= What is required =
Filter the records below and copy every line containing the word "screenshot".

= Dataset extract =
%%

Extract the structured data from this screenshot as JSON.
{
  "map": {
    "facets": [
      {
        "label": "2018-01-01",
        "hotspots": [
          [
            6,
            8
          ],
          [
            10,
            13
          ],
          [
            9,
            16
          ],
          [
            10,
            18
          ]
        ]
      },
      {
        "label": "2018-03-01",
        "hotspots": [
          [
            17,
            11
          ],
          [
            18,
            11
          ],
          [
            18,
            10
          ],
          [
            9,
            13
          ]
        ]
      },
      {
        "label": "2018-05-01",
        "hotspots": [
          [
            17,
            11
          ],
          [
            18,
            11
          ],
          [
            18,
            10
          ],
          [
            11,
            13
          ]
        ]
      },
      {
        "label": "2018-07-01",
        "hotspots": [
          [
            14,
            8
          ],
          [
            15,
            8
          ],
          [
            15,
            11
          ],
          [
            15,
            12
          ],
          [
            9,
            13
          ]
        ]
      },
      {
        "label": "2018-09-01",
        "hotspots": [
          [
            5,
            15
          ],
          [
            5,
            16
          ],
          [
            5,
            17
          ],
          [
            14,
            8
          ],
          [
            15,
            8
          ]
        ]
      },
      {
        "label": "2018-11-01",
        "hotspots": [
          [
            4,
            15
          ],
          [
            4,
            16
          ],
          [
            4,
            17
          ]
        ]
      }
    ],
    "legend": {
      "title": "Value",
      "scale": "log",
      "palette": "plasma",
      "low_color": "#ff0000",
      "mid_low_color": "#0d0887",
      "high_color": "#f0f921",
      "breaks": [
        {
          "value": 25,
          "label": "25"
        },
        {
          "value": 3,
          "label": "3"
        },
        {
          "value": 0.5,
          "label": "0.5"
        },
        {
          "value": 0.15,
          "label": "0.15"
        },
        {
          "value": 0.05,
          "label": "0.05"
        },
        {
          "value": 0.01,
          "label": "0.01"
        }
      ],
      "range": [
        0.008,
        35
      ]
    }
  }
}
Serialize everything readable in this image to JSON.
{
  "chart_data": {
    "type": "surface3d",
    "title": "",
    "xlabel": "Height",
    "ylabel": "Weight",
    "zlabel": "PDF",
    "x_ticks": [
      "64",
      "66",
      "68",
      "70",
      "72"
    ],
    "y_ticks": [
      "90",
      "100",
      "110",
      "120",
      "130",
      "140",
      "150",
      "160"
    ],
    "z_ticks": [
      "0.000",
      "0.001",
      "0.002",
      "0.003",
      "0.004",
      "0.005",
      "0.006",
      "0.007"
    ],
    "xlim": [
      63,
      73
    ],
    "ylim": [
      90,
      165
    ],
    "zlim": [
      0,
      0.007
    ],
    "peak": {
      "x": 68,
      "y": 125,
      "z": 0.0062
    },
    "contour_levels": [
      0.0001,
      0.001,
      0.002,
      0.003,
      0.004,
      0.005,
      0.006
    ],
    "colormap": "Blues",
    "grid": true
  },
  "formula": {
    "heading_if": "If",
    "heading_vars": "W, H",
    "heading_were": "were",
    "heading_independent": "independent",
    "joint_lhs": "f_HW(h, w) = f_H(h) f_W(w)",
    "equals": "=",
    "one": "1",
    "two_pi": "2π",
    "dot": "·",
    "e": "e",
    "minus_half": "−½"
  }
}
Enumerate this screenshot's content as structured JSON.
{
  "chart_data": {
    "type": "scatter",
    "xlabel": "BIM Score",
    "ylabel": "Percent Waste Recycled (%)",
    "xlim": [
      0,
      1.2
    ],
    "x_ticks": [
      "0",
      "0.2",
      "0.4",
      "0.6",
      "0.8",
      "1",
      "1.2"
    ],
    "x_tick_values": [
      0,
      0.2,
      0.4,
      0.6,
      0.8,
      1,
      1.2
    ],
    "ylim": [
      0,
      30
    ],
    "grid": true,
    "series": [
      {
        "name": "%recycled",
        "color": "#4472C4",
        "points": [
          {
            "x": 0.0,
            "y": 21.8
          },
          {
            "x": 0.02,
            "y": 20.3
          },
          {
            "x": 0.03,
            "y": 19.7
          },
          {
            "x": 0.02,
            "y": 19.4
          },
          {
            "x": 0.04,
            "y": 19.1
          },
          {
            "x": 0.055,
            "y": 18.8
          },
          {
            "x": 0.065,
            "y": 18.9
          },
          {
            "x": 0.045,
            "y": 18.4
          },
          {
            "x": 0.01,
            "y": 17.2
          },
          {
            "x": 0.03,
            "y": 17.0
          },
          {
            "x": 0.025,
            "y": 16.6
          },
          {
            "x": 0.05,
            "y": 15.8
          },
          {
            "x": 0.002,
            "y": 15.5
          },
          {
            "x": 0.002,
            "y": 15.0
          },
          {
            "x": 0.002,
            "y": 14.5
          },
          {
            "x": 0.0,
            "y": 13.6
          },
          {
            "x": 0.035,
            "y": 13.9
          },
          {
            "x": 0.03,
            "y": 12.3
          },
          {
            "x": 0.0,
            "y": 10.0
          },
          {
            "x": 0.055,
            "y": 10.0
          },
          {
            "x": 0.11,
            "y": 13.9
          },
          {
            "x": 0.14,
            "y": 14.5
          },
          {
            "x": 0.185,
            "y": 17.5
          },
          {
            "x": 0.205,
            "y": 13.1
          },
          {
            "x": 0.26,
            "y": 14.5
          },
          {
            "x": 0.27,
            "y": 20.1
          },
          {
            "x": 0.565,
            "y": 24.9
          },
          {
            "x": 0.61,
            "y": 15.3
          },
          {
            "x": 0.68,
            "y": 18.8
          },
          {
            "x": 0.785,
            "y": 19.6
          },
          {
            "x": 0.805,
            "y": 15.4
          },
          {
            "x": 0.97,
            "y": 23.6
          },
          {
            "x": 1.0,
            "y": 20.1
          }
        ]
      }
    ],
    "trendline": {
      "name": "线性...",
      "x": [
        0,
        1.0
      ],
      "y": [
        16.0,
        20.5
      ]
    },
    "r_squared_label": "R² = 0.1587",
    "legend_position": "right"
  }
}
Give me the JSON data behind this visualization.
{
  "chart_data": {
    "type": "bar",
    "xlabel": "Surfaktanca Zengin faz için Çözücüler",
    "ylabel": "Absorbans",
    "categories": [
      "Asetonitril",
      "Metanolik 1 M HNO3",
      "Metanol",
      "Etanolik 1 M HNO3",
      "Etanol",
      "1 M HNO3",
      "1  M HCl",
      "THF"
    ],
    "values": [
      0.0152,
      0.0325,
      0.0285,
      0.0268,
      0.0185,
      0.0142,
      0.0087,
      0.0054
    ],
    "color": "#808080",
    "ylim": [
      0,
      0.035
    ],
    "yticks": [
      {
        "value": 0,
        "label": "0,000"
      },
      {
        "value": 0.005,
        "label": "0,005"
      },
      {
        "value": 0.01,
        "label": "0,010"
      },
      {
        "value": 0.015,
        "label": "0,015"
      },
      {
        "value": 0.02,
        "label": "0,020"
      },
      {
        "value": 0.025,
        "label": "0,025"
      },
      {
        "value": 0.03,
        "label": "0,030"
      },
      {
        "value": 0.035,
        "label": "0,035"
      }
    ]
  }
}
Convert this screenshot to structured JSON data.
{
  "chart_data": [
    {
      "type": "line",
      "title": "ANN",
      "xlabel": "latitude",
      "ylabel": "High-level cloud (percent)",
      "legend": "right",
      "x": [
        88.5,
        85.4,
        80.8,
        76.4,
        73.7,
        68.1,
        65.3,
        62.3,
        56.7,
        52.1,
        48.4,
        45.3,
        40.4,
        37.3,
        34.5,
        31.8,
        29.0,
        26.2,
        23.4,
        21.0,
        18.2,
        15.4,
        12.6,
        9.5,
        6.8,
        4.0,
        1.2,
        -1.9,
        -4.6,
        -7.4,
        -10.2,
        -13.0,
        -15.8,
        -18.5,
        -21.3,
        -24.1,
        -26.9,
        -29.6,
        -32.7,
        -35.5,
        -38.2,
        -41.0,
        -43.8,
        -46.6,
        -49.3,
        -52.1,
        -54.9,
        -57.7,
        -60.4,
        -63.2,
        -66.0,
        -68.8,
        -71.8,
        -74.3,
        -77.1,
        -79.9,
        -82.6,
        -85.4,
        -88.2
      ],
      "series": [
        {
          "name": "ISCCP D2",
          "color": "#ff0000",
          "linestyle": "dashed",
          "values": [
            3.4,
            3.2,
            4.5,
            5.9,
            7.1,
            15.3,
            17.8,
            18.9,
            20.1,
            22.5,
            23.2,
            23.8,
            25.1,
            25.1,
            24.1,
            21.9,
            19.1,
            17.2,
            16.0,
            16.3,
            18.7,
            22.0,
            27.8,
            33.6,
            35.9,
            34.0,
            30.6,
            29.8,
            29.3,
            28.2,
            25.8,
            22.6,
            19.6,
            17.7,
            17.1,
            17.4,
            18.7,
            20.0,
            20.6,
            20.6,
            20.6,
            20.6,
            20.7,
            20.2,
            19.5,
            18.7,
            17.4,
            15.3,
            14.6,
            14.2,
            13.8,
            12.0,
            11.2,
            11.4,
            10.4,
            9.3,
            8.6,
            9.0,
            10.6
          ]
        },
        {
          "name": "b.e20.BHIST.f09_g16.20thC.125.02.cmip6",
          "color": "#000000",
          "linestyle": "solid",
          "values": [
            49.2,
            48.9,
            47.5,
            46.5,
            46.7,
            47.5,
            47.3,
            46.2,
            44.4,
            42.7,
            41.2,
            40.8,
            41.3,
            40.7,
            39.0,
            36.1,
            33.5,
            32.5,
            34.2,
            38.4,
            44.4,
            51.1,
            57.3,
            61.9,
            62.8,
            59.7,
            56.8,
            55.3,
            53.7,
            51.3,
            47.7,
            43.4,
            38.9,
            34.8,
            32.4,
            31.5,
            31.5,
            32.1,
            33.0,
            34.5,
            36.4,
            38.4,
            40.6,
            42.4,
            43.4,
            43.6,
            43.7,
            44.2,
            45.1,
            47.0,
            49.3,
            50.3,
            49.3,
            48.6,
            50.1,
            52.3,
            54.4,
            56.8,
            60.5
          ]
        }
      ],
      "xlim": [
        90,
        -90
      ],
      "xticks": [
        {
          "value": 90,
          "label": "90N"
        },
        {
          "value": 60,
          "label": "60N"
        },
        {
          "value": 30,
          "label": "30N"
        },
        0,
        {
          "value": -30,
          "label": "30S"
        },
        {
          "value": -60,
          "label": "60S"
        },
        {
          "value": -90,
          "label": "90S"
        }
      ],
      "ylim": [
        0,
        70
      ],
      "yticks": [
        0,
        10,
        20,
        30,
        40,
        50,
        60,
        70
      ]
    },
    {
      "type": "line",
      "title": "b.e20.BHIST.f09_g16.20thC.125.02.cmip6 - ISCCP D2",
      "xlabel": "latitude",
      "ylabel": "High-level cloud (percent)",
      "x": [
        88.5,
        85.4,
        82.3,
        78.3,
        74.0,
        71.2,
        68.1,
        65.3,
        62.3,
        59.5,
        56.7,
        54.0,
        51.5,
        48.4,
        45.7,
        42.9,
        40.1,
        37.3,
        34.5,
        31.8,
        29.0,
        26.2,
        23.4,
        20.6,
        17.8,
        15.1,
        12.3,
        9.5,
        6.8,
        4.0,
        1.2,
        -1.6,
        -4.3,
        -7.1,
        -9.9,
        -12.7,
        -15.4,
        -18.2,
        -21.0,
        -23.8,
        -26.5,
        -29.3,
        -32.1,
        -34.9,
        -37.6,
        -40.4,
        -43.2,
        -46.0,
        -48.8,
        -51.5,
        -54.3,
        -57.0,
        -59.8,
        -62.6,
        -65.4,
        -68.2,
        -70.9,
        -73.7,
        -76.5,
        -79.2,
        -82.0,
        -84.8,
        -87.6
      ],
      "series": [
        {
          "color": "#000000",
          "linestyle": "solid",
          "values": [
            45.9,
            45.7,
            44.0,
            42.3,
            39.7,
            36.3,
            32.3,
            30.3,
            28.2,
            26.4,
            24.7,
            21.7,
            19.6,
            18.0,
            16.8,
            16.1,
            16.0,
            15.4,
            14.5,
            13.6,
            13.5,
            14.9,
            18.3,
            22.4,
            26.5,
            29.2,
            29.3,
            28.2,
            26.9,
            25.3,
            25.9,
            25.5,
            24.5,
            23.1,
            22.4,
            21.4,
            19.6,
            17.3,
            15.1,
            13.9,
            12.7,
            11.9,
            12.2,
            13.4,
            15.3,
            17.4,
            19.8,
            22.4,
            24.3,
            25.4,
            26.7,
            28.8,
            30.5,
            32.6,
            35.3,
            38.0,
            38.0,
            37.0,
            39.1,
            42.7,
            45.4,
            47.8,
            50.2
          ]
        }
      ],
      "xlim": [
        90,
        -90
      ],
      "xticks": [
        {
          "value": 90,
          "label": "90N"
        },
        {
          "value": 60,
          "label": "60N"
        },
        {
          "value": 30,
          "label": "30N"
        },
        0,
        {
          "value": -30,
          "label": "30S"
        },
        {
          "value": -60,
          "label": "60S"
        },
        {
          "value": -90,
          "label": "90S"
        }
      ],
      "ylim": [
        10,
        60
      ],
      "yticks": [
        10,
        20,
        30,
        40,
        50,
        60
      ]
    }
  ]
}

%%

= Task result =
Extract the structured data from this screenshot as JSON.
Enumerate this screenshot's content as structured JSON.
Convert this screenshot to structured JSON data.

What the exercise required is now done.